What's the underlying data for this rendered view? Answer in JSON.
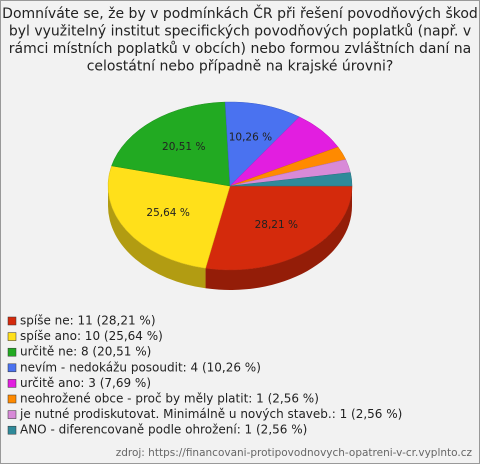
{
  "chart_data": {
    "type": "pie3d",
    "title": [
      "Domníváte se, že by v podmínkách ČR při řešení povodňových škod",
      "byl využitelný institut specifických povodňových poplatků (např. v",
      "rámci místních poplatků v obcích) nebo formou zvláštních daní na",
      "celostátní nebo případně na krajské úrovni?"
    ],
    "categories": [
      "spíše ne: 11 (28,21 %)",
      "spíše ano: 10 (25,64 %)",
      "určitě ne: 8 (20,51 %)",
      "nevím - nedokážu posoudit: 4 (10,26 %)",
      "určitě ano: 3 (7,69 %)",
      "neohrožené obce - proč by měly platit: 1 (2,56 %)",
      "je nutné prodiskutovat. Minimálně u nových staveb.: 1 (2,56 %)",
      "ANO - diferencovaně podle ohrožení: 1 (2,56 %)"
    ],
    "values": [
      28.21,
      25.64,
      20.51,
      10.26,
      7.69,
      2.56,
      2.56,
      2.56
    ],
    "value_labels": [
      "28,21 %",
      "25,64 %",
      "20,51 %",
      "10,26 %",
      null,
      null,
      null,
      null
    ],
    "colors": [
      "#d42a0c",
      "#ffe01a",
      "#22aa22",
      "#4a72f0",
      "#e21ee0",
      "#ff8a00",
      "#d88ad8",
      "#2f8a9a"
    ],
    "source": "zdroj: https://financovani-protipovodnovych-opatreni-v-cr.vyplnto.cz"
  }
}
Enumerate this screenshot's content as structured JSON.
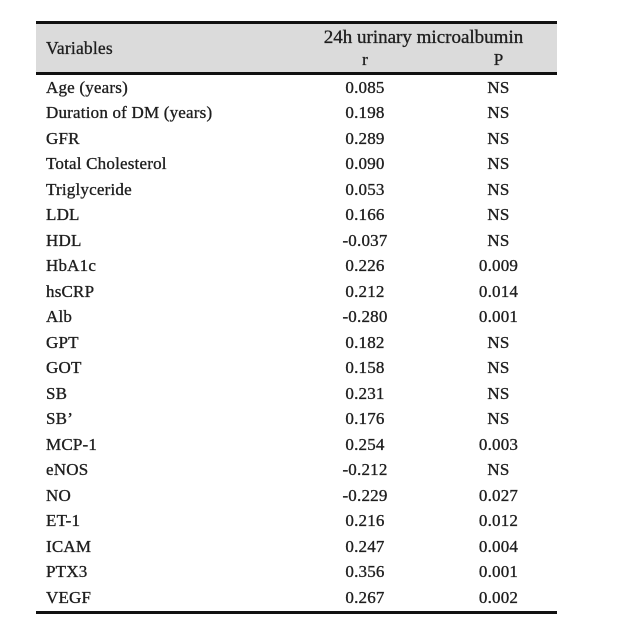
{
  "table": {
    "header": {
      "variables_label": "Variables",
      "group_label": "24h urinary microalbumin",
      "col_r": "r",
      "col_p": "P"
    },
    "rows": [
      {
        "variable": "Age (years)",
        "r": "0.085",
        "p": "NS"
      },
      {
        "variable": "Duration of DM (years)",
        "r": "0.198",
        "p": "NS"
      },
      {
        "variable": "GFR",
        "r": "0.289",
        "p": "NS"
      },
      {
        "variable": "Total Cholesterol",
        "r": "0.090",
        "p": "NS"
      },
      {
        "variable": "Triglyceride",
        "r": "0.053",
        "p": "NS"
      },
      {
        "variable": "LDL",
        "r": "0.166",
        "p": "NS"
      },
      {
        "variable": "HDL",
        "r": "-0.037",
        "p": "NS"
      },
      {
        "variable": "HbA1c",
        "r": "0.226",
        "p": "0.009"
      },
      {
        "variable": "hsCRP",
        "r": "0.212",
        "p": "0.014"
      },
      {
        "variable": "Alb",
        "r": "-0.280",
        "p": "0.001"
      },
      {
        "variable": "GPT",
        "r": "0.182",
        "p": "NS"
      },
      {
        "variable": "GOT",
        "r": "0.158",
        "p": "NS"
      },
      {
        "variable": "SB",
        "r": "0.231",
        "p": "NS"
      },
      {
        "variable": "SB’",
        "r": "0.176",
        "p": "NS"
      },
      {
        "variable": "MCP-1",
        "r": "0.254",
        "p": "0.003"
      },
      {
        "variable": "eNOS",
        "r": "-0.212",
        "p": "NS"
      },
      {
        "variable": "NO",
        "r": "-0.229",
        "p": "0.027"
      },
      {
        "variable": "ET-1",
        "r": "0.216",
        "p": "0.012"
      },
      {
        "variable": "ICAM",
        "r": "0.247",
        "p": "0.004"
      },
      {
        "variable": "PTX3",
        "r": "0.356",
        "p": "0.001"
      },
      {
        "variable": "VEGF",
        "r": "0.267",
        "p": "0.002"
      }
    ]
  },
  "chart_data": {
    "type": "table",
    "columns": [
      "Variables",
      "r",
      "P"
    ],
    "column_group": {
      "label": "24h urinary microalbumin",
      "spans": [
        "r",
        "P"
      ]
    },
    "rows": [
      [
        "Age (years)",
        0.085,
        "NS"
      ],
      [
        "Duration of DM (years)",
        0.198,
        "NS"
      ],
      [
        "GFR",
        0.289,
        "NS"
      ],
      [
        "Total Cholesterol",
        0.09,
        "NS"
      ],
      [
        "Triglyceride",
        0.053,
        "NS"
      ],
      [
        "LDL",
        0.166,
        "NS"
      ],
      [
        "HDL",
        -0.037,
        "NS"
      ],
      [
        "HbA1c",
        0.226,
        0.009
      ],
      [
        "hsCRP",
        0.212,
        0.014
      ],
      [
        "Alb",
        -0.28,
        0.001
      ],
      [
        "GPT",
        0.182,
        "NS"
      ],
      [
        "GOT",
        0.158,
        "NS"
      ],
      [
        "SB",
        0.231,
        "NS"
      ],
      [
        "SB’",
        0.176,
        "NS"
      ],
      [
        "MCP-1",
        0.254,
        0.003
      ],
      [
        "eNOS",
        -0.212,
        "NS"
      ],
      [
        "NO",
        -0.229,
        0.027
      ],
      [
        "ET-1",
        0.216,
        0.012
      ],
      [
        "ICAM",
        0.247,
        0.004
      ],
      [
        "PTX3",
        0.356,
        0.001
      ],
      [
        "VEGF",
        0.267,
        0.002
      ]
    ]
  },
  "colors": {
    "page_bg": "#ffffff",
    "header_bg": "#dbdbdb",
    "border": "#111111",
    "text": "#1f1f1f"
  }
}
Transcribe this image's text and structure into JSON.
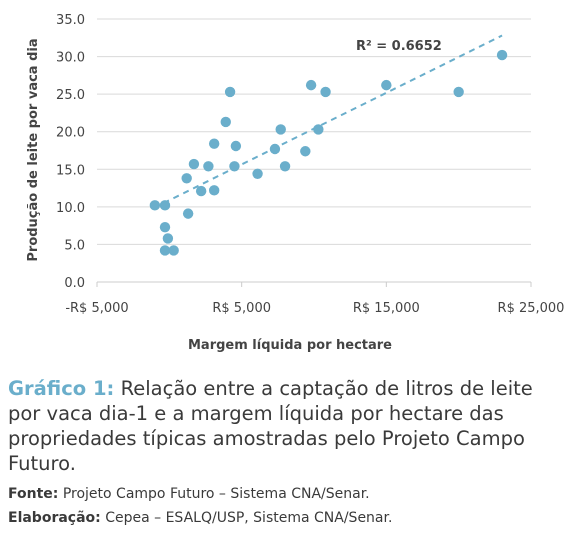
{
  "colors": {
    "point": "#6aaecb",
    "trendline": "#6aaecb",
    "grid": "#d9d9d9",
    "axis": "#cccccc",
    "text": "#444444",
    "caption_accent": "#6aaecb"
  },
  "chart_data": {
    "type": "scatter",
    "xlabel": "Margem líquida por hectare",
    "ylabel": "Produção de leite por vaca dia",
    "xlim": [
      -5000,
      25000
    ],
    "ylim": [
      0,
      35
    ],
    "x_ticks": [
      {
        "value": -5000,
        "label": "-R$ 5,000"
      },
      {
        "value": 5000,
        "label": "R$ 5,000"
      },
      {
        "value": 15000,
        "label": "R$ 15,000"
      },
      {
        "value": 25000,
        "label": "R$ 25,000"
      }
    ],
    "y_ticks": [
      {
        "value": 0,
        "label": "0.0"
      },
      {
        "value": 5,
        "label": "5.0"
      },
      {
        "value": 10,
        "label": "10.0"
      },
      {
        "value": 15,
        "label": "15.0"
      },
      {
        "value": 20,
        "label": "20.0"
      },
      {
        "value": 25,
        "label": "25.0"
      },
      {
        "value": 30,
        "label": "30.0"
      },
      {
        "value": 35,
        "label": "35.0"
      }
    ],
    "grid": "horizontal",
    "legend": "none",
    "annotation": "R² = 0.6652",
    "trendline": {
      "x": [
        -400,
        23000
      ],
      "y": [
        10.5,
        32.8
      ],
      "style": "dashed"
    },
    "points": [
      {
        "x": -1000,
        "y": 10.2
      },
      {
        "x": -300,
        "y": 10.2
      },
      {
        "x": -300,
        "y": 7.3
      },
      {
        "x": -100,
        "y": 5.8
      },
      {
        "x": -300,
        "y": 4.2
      },
      {
        "x": 300,
        "y": 4.2
      },
      {
        "x": 1300,
        "y": 9.1
      },
      {
        "x": 1200,
        "y": 13.8
      },
      {
        "x": 1700,
        "y": 15.7
      },
      {
        "x": 2200,
        "y": 12.1
      },
      {
        "x": 2700,
        "y": 15.4
      },
      {
        "x": 3100,
        "y": 12.2
      },
      {
        "x": 3100,
        "y": 18.4
      },
      {
        "x": 3900,
        "y": 21.3
      },
      {
        "x": 4200,
        "y": 25.3
      },
      {
        "x": 4500,
        "y": 15.4
      },
      {
        "x": 4600,
        "y": 18.1
      },
      {
        "x": 6100,
        "y": 14.4
      },
      {
        "x": 7300,
        "y": 17.7
      },
      {
        "x": 7700,
        "y": 20.3
      },
      {
        "x": 8000,
        "y": 15.4
      },
      {
        "x": 9400,
        "y": 17.4
      },
      {
        "x": 9800,
        "y": 26.2
      },
      {
        "x": 10300,
        "y": 20.3
      },
      {
        "x": 10800,
        "y": 25.3
      },
      {
        "x": 15000,
        "y": 26.2
      },
      {
        "x": 20000,
        "y": 25.3
      },
      {
        "x": 23000,
        "y": 30.2
      }
    ]
  },
  "caption": {
    "label": "Gráfico 1:",
    "text": "Relação entre a captação de litros de leite por vaca dia-1 e a margem líquida por hectare das propriedades típicas amostradas pelo Projeto Campo Futuro.",
    "source_label": "Fonte:",
    "source_text": "Projeto Campo Futuro – Sistema CNA/Senar.",
    "elaboration_label": "Elaboração:",
    "elaboration_text": "Cepea – ESALQ/USP, Sistema CNA/Senar."
  }
}
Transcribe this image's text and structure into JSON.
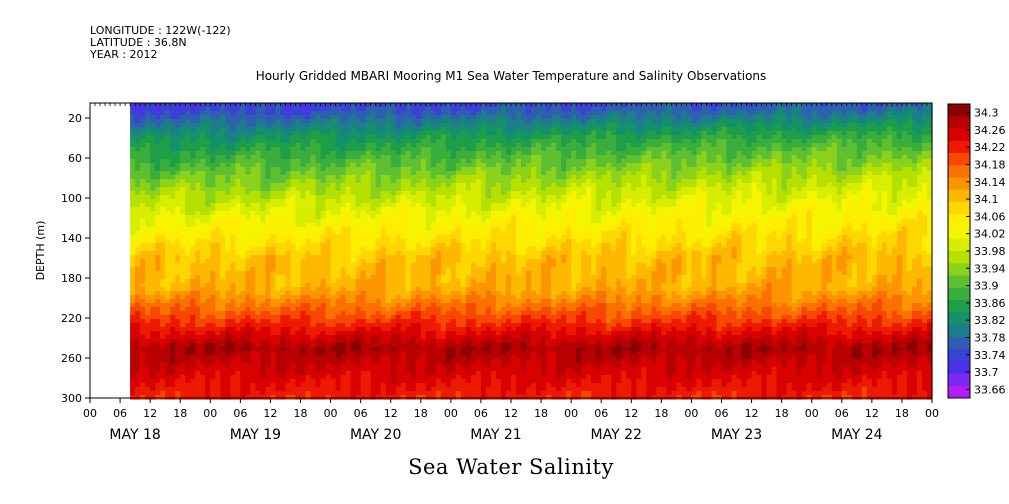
{
  "header": {
    "longitude": "LONGITUDE : 122W(-122)",
    "latitude": "LATITUDE : 36.8N",
    "year": "YEAR : 2012"
  },
  "title": "Hourly Gridded MBARI Mooring M1 Sea Water Temperature and Salinity Observations",
  "bottom_title": "Sea Water Salinity",
  "chart_data": {
    "type": "heatmap",
    "title": "Hourly Gridded MBARI Mooring M1 Sea Water Temperature and Salinity Observations",
    "xlabel": "",
    "ylabel": "DEPTH (m)",
    "ylim": [
      300,
      5
    ],
    "yticks": [
      20,
      60,
      100,
      140,
      180,
      220,
      260,
      300
    ],
    "xlim_hours": [
      0,
      168
    ],
    "data_start_hour": 8,
    "hour_ticks": [
      "00",
      "06",
      "12",
      "18",
      "00",
      "06",
      "12",
      "18",
      "00",
      "06",
      "12",
      "18",
      "00",
      "06",
      "12",
      "18",
      "00",
      "06",
      "12",
      "18",
      "00",
      "06",
      "12",
      "18",
      "00",
      "06",
      "12",
      "18",
      "00"
    ],
    "day_labels": [
      "MAY 18",
      "MAY 19",
      "MAY 20",
      "MAY 21",
      "MAY 22",
      "MAY 23",
      "MAY 24"
    ],
    "colorbar": {
      "labels": [
        "34.3",
        "34.26",
        "34.22",
        "34.18",
        "34.14",
        "34.1",
        "34.06",
        "34.02",
        "33.98",
        "33.94",
        "33.9",
        "33.86",
        "33.82",
        "33.78",
        "33.74",
        "33.7",
        "33.66"
      ],
      "colors": [
        "#8b0000",
        "#b80000",
        "#d90000",
        "#ee1a00",
        "#f84800",
        "#fc7000",
        "#fd9500",
        "#ffb800",
        "#ffd700",
        "#ffee00",
        "#f5f500",
        "#d8ee00",
        "#b5e000",
        "#8ad21c",
        "#5ec030",
        "#3aae3c",
        "#1f9e4a",
        "#14906a",
        "#1e7d8a",
        "#2f5fb0",
        "#3a42d6",
        "#4a30ea",
        "#7a28f2",
        "#b41cf7"
      ]
    },
    "profile_mean": [
      {
        "depth": 10,
        "salinity": 33.75
      },
      {
        "depth": 40,
        "salinity": 33.84
      },
      {
        "depth": 80,
        "salinity": 33.93
      },
      {
        "depth": 120,
        "salinity": 34.02
      },
      {
        "depth": 160,
        "salinity": 34.1
      },
      {
        "depth": 190,
        "salinity": 34.12
      },
      {
        "depth": 220,
        "salinity": 34.2
      },
      {
        "depth": 250,
        "salinity": 34.29
      },
      {
        "depth": 270,
        "salinity": 34.26
      },
      {
        "depth": 300,
        "salinity": 34.22
      }
    ]
  }
}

● ● ● ●

Your goal: In the listing above, locate each line with "Temperature" and copy it.

Complete answer:
  "title": "Hourly Gridded MBARI Mooring M1 Sea Water Temperature and Salinity Observations",
    "title": "Hourly Gridded MBARI Mooring M1 Sea Water Temperature and Salinity Observations",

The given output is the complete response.